Challenges -
1. In the pull request thread, what does inter-channel connectivity seem to come out to when there is only a single epoch?
2. For each statement below, say whether it agrees with the pull request thread, and quote the deciding words: (a) The added example uses simulated data and coherence. (b) With the raveled option of get_data, the time method returns n_channels x n_channels. (c) The time-resolved spectral_connectivity implementation was ported over from Frites.
3. Extract the passage of the pull request thread that starts at "Maintainer, please confirm" and ends at "the testing code.".

Text excerpt -
[DOC] Example for spectral connectivity methods comparing epochs and time

Div12345 commented 2 years ago

PR Description

Closes #70 . Example showing difference between spectral_connectivity_epochs and spectral_connectivity_time

Merge checklist

Maintainer, please confirm the following before merging:

[ ] All comments resolved
[ ] This is not your own PR
[ ] All CIs are happy
[ ] PR title starts with [MRG]
[ ] whats_new.rst is updated
[ ] PR description includes phrase "closes <#issue-number>"

Div12345 commented 2 years ago

I've added an example comparing spectral_connectivity_epochs and time using simulated data and coherence here. Haven't yet cleared out some of the testing code.

Could have a short part showing what happens when there is only a single epoch - It seems like all the inter-channel connectivity comes out to be 1.
Also while using get_data on the epoch method, the raveled option returns n_channels x n_channels, while the time method returns n_channels x (n_channels-1). The latter seems to be more right to me since it just gives the necessary combinations if I understand correctly.
I think there should be a method similar to raw.plot() for easily visualizing the connectivity across epoch, frequencies and time.
Also @adam2392 can you tell me at what level the "estimation" of the connectivity measure is happening in the epochs method? Is it after the connectivity measure is calculated from each epoch? Is the estimation something like averaging over time for each connectivity measure at this level? Or is it something else totally?

TODO -

[ ] Clearing out unnecessary code and adding more text explanation at some levels
[ ] Could add PLI example on simulated data (using sine of shifted phase) - But this could be time-specific or method-specific example itself rather than in this comparison example
[ ] Example using real-data - ERP for epochs and other for time
[ ] Correcting doc on size of return of spectral_connectivity_time method
[ ] Correcting working for specified connectivity rather than all-to-all

adam2392 commented 2 years ago

@Div12345 apologies for the delay. It is perhaps worth tabling this for now and actually it seems that there is some discrepancy as to if the implementation I ported over from Frites for time-resolved spectral_connectivity is correct or not.

Source data -
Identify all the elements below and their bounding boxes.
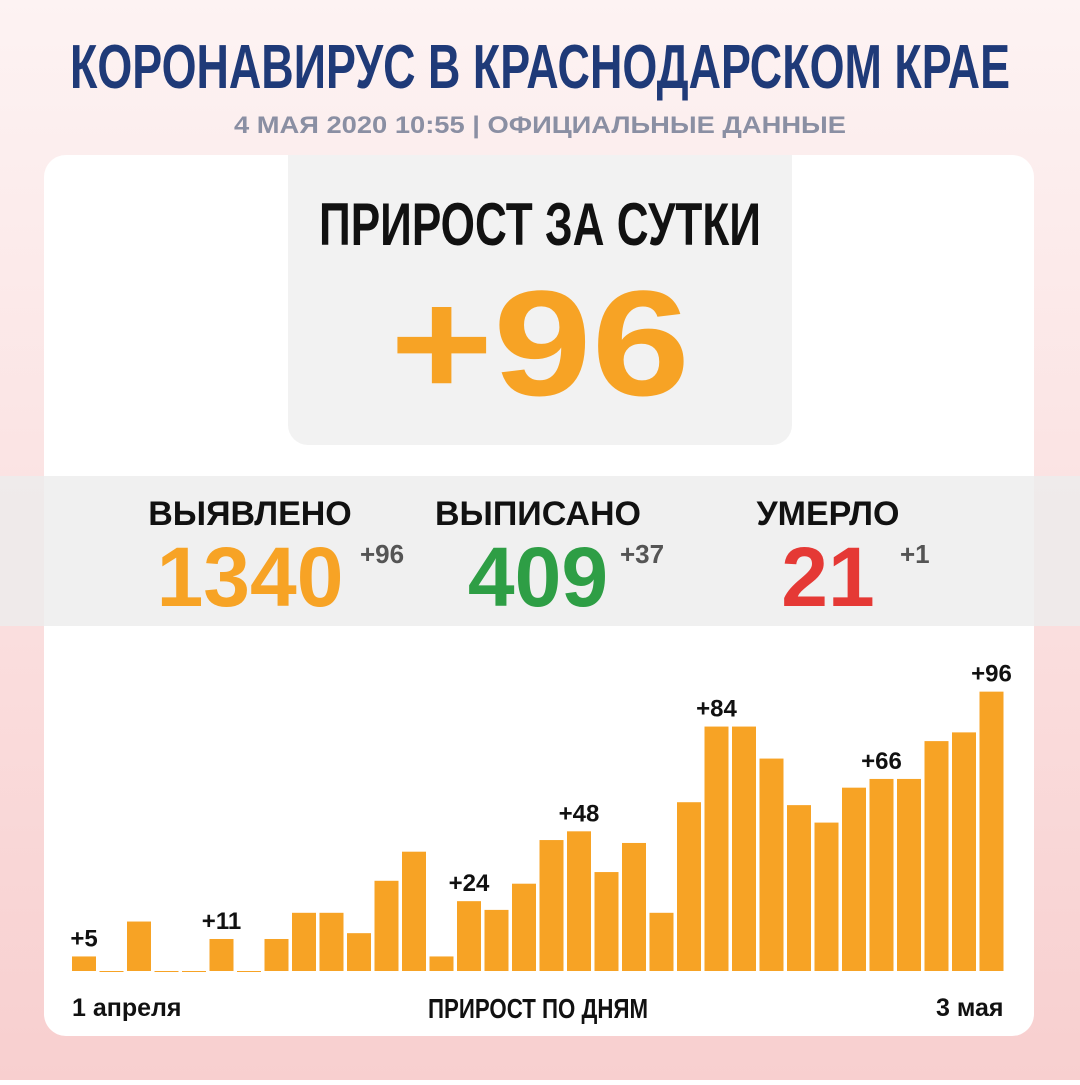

Correct answers -
1. It seems to come out to be 1.

2.
(a) Yes: "using simulated data and coherence"
(b) No: "the time method returns n_channels x (n_channels-1)"
(c) Yes: "the implementation I ported over from Frites for time-resolved spectral_connectivity"

3.
Maintainer, please confirm the following before merging:

[ ] All comments resolved
[ ] This is not your own PR
[ ] All CIs are happy
[ ] PR title starts with [MRG]
[ ] whats_new.rst is updated
[ ] PR description includes phrase "closes <#issue-number>"

Div12345 commented 2 years ago

I've added an example comparing spectral_connectivity_epochs and time using simulated data and coherence here. Haven't yet cleared out some of the testing code.